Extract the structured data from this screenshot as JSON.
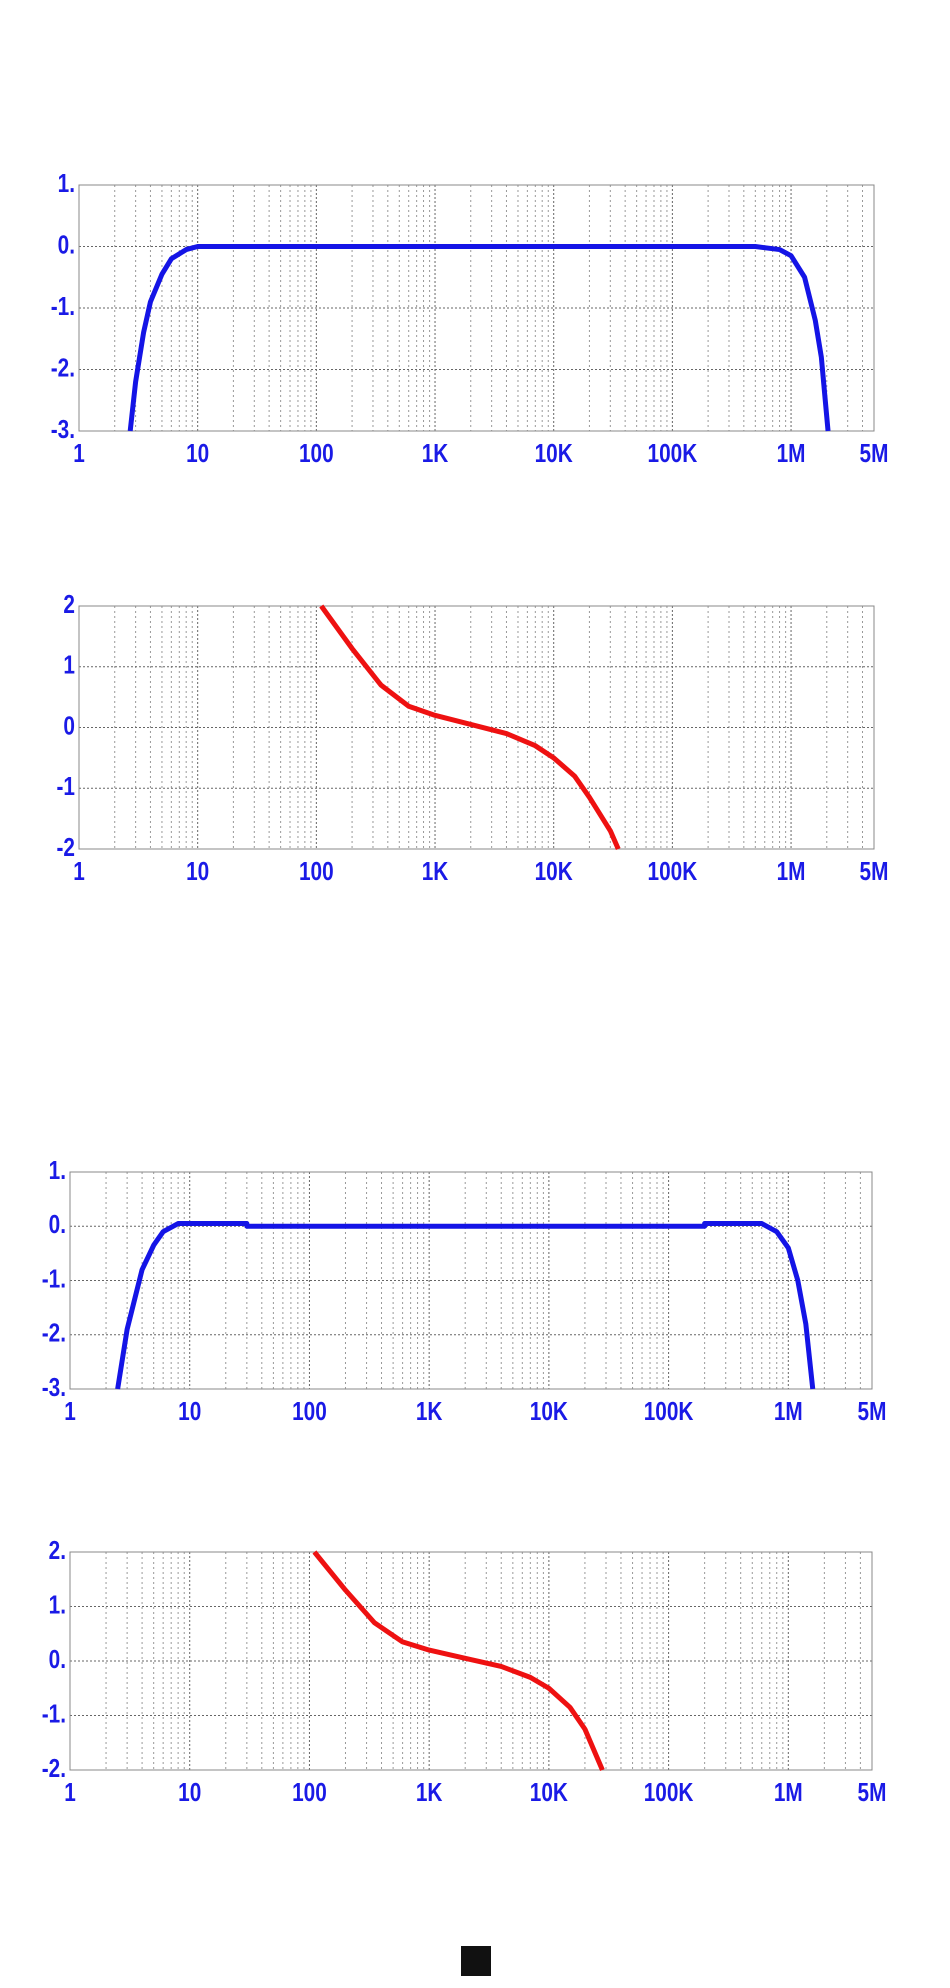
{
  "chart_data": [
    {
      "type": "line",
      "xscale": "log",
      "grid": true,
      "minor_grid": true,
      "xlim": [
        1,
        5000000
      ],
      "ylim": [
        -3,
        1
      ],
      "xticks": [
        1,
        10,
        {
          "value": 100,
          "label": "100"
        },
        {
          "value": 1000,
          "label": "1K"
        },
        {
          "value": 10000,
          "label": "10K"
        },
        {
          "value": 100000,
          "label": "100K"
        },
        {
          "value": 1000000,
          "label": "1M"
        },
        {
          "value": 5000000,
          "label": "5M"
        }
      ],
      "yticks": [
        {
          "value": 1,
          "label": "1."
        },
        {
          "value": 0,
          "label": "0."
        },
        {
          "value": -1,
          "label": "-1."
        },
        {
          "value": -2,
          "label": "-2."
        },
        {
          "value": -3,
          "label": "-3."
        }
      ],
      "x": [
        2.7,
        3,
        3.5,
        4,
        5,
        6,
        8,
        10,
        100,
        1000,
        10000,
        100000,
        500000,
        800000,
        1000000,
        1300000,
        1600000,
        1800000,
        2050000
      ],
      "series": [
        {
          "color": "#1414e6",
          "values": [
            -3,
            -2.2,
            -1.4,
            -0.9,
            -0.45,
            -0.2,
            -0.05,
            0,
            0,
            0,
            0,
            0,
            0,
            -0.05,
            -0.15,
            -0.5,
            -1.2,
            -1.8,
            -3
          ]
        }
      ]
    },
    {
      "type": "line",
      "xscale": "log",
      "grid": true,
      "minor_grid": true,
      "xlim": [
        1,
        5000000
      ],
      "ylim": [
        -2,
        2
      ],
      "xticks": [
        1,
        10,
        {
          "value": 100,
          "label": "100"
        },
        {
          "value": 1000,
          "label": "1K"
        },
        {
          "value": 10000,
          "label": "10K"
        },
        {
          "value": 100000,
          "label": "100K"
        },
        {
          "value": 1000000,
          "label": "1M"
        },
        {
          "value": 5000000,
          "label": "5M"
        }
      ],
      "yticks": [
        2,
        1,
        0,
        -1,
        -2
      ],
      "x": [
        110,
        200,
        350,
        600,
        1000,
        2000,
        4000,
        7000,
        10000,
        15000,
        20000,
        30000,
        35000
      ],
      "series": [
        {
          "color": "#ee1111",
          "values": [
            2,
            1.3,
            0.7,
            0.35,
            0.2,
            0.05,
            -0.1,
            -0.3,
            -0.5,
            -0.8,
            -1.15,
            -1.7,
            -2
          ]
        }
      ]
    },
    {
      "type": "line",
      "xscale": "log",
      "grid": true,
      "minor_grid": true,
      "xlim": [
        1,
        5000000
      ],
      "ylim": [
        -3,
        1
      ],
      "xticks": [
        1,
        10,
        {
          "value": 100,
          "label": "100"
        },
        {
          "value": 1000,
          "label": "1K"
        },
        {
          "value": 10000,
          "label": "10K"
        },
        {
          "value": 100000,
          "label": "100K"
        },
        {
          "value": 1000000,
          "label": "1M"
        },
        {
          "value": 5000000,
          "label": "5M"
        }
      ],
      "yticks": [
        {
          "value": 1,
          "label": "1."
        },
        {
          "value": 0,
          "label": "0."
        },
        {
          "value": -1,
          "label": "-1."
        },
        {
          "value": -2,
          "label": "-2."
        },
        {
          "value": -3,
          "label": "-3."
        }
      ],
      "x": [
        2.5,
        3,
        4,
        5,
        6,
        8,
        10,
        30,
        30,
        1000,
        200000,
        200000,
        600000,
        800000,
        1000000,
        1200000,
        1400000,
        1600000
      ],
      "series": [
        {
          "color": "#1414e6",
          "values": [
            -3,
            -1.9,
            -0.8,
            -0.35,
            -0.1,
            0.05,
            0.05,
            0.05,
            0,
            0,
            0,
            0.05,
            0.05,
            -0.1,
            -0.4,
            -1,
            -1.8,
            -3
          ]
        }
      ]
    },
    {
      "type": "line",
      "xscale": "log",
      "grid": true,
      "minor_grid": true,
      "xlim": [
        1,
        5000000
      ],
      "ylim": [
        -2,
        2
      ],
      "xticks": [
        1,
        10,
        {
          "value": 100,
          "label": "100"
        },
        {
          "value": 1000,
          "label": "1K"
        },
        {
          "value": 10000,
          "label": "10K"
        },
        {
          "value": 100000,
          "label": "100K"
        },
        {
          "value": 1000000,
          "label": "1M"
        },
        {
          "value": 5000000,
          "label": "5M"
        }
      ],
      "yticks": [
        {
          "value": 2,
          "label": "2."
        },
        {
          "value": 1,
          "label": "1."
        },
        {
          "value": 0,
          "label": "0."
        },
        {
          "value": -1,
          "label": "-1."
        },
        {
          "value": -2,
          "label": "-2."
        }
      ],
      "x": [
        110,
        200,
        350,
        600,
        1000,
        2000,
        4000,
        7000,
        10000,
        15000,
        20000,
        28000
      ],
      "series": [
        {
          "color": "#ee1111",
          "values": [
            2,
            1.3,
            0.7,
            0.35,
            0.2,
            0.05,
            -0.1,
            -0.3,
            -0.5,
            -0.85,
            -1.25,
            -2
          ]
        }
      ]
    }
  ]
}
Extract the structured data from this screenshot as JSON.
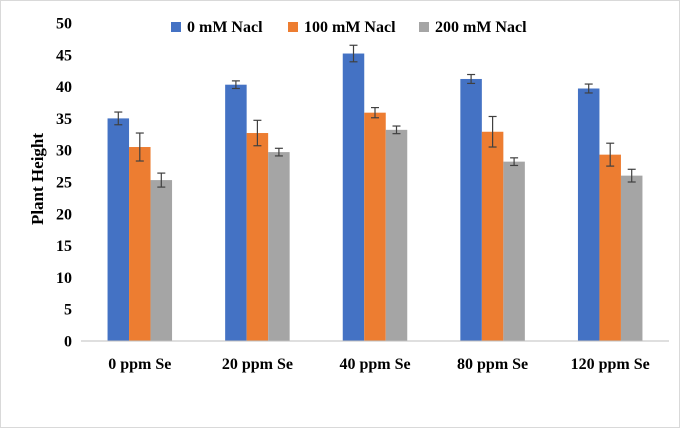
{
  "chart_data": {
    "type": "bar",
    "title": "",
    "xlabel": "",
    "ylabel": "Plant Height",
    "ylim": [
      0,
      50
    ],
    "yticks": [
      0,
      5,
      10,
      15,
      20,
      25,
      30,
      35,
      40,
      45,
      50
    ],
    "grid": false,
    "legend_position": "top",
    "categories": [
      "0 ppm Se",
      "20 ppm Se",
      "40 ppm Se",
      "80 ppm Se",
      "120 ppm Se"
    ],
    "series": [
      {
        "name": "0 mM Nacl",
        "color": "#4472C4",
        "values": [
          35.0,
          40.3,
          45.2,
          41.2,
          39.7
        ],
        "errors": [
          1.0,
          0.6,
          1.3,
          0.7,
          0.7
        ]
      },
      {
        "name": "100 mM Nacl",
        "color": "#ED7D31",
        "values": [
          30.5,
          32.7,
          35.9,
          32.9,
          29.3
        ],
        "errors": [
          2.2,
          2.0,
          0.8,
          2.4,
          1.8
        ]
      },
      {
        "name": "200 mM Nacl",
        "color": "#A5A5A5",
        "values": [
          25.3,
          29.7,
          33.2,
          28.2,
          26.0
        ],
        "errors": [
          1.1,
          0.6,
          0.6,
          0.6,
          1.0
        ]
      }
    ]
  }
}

- - -

### Task instructions
Print every record above exactly as written, leaving out the pictures.

### Finished exercise
Extract the structured data from this screenshot as JSON.
{
  "chart_data": [
    {
      "type": "line",
      "xscale": "log",
      "grid": true,
      "minor_grid": true,
      "xlim": [
        1,
        5000000
      ],
      "ylim": [
        -3,
        1
      ],
      "xticks": [
        1,
        10,
        {
          "value": 100,
          "label": "100"
        },
        {
          "value": 1000,
          "label": "1K"
        },
        {
          "value": 10000,
          "label": "10K"
        },
        {
          "value": 100000,
          "label": "100K"
        },
        {
          "value": 1000000,
          "label": "1M"
        },
        {
          "value": 5000000,
          "label": "5M"
        }
      ],
      "yticks": [
        {
          "value": 1,
          "label": "1."
        },
        {
          "value": 0,
          "label": "0."
        },
        {
          "value": -1,
          "label": "-1."
        },
        {
          "value": -2,
          "label": "-2."
        },
        {
          "value": -3,
          "label": "-3."
        }
      ],
      "x": [
        2.7,
        3,
        3.5,
        4,
        5,
        6,
        8,
        10,
        100,
        1000,
        10000,
        100000,
        500000,
        800000,
        1000000,
        1300000,
        1600000,
        1800000,
        2050000
      ],
      "series": [
        {
          "color": "#1414e6",
          "values": [
            -3,
            -2.2,
            -1.4,
            -0.9,
            -0.45,
            -0.2,
            -0.05,
            0,
            0,
            0,
            0,
            0,
            0,
            -0.05,
            -0.15,
            -0.5,
            -1.2,
            -1.8,
            -3
          ]
        }
      ]
    },
    {
      "type": "line",
      "xscale": "log",
      "grid": true,
      "minor_grid": true,
      "xlim": [
        1,
        5000000
      ],
      "ylim": [
        -2,
        2
      ],
      "xticks": [
        1,
        10,
        {
          "value": 100,
          "label": "100"
        },
        {
          "value": 1000,
          "label": "1K"
        },
        {
          "value": 10000,
          "label": "10K"
        },
        {
          "value": 100000,
          "label": "100K"
        },
        {
          "value": 1000000,
          "label": "1M"
        },
        {
          "value": 5000000,
          "label": "5M"
        }
      ],
      "yticks": [
        2,
        1,
        0,
        -1,
        -2
      ],
      "x": [
        110,
        200,
        350,
        600,
        1000,
        2000,
        4000,
        7000,
        10000,
        15000,
        20000,
        30000,
        35000
      ],
      "series": [
        {
          "color": "#ee1111",
          "values": [
            2,
            1.3,
            0.7,
            0.35,
            0.2,
            0.05,
            -0.1,
            -0.3,
            -0.5,
            -0.8,
            -1.15,
            -1.7,
            -2
          ]
        }
      ]
    },
    {
      "type": "line",
      "xscale": "log",
      "grid": true,
      "minor_grid": true,
      "xlim": [
        1,
        5000000
      ],
      "ylim": [
        -3,
        1
      ],
      "xticks": [
        1,
        10,
        {
          "value": 100,
          "label": "100"
        },
        {
          "value": 1000,
          "label": "1K"
        },
        {
          "value": 10000,
          "label": "10K"
        },
        {
          "value": 100000,
          "label": "100K"
        },
        {
          "value": 1000000,
          "label": "1M"
        },
        {
          "value": 5000000,
          "label": "5M"
        }
      ],
      "yticks": [
        {
          "value": 1,
          "label": "1."
        },
        {
          "value": 0,
          "label": "0."
        },
        {
          "value": -1,
          "label": "-1."
        },
        {
          "value": -2,
          "label": "-2."
        },
        {
          "value": -3,
          "label": "-3."
        }
      ],
      "x": [
        2.5,
        3,
        4,
        5,
        6,
        8,
        10,
        30,
        30,
        1000,
        200000,
        200000,
        600000,
        800000,
        1000000,
        1200000,
        1400000,
        1600000
      ],
      "series": [
        {
          "color": "#1414e6",
          "values": [
            -3,
            -1.9,
            -0.8,
            -0.35,
            -0.1,
            0.05,
            0.05,
            0.05,
            0,
            0,
            0,
            0.05,
            0.05,
            -0.1,
            -0.4,
            -1,
            -1.8,
            -3
          ]
        }
      ]
    },
    {
      "type": "line",
      "xscale": "log",
      "grid": true,
      "minor_grid": true,
      "xlim": [
        1,
        5000000
      ],
      "ylim": [
        -2,
        2
      ],
      "xticks": [
        1,
        10,
        {
          "value": 100,
          "label": "100"
        },
        {
          "value": 1000,
          "label": "1K"
        },
        {
          "value": 10000,
          "label": "10K"
        },
        {
          "value": 100000,
          "label": "100K"
        },
        {
          "value": 1000000,
          "label": "1M"
        },
        {
          "value": 5000000,
          "label": "5M"
        }
      ],
      "yticks": [
        {
          "value": 2,
          "label": "2."
        },
        {
          "value": 1,
          "label": "1."
        },
        {
          "value": 0,
          "label": "0."
        },
        {
          "value": -1,
          "label": "-1."
        },
        {
          "value": -2,
          "label": "-2."
        }
      ],
      "x": [
        110,
        200,
        350,
        600,
        1000,
        2000,
        4000,
        7000,
        10000,
        15000,
        20000,
        28000
      ],
      "series": [
        {
          "color": "#ee1111",
          "values": [
            2,
            1.3,
            0.7,
            0.35,
            0.2,
            0.05,
            -0.1,
            -0.3,
            -0.5,
            -0.85,
            -1.25,
            -2
          ]
        }
      ]
    }
  ]
}
Extract the structured data from this screenshot as JSON.
{
  "chart_data": {
    "type": "bar",
    "title": "",
    "xlabel": "",
    "ylabel": "Plant Height",
    "ylim": [
      0,
      50
    ],
    "yticks": [
      0,
      5,
      10,
      15,
      20,
      25,
      30,
      35,
      40,
      45,
      50
    ],
    "grid": false,
    "legend_position": "top",
    "categories": [
      "0 ppm Se",
      "20 ppm Se",
      "40 ppm Se",
      "80 ppm Se",
      "120 ppm Se"
    ],
    "series": [
      {
        "name": "0 mM Nacl",
        "color": "#4472C4",
        "values": [
          35.0,
          40.3,
          45.2,
          41.2,
          39.7
        ],
        "errors": [
          1.0,
          0.6,
          1.3,
          0.7,
          0.7
        ]
      },
      {
        "name": "100 mM Nacl",
        "color": "#ED7D31",
        "values": [
          30.5,
          32.7,
          35.9,
          32.9,
          29.3
        ],
        "errors": [
          2.2,
          2.0,
          0.8,
          2.4,
          1.8
        ]
      },
      {
        "name": "200 mM Nacl",
        "color": "#A5A5A5",
        "values": [
          25.3,
          29.7,
          33.2,
          28.2,
          26.0
        ],
        "errors": [
          1.1,
          0.6,
          0.6,
          0.6,
          1.0
        ]
      }
    ]
  }
}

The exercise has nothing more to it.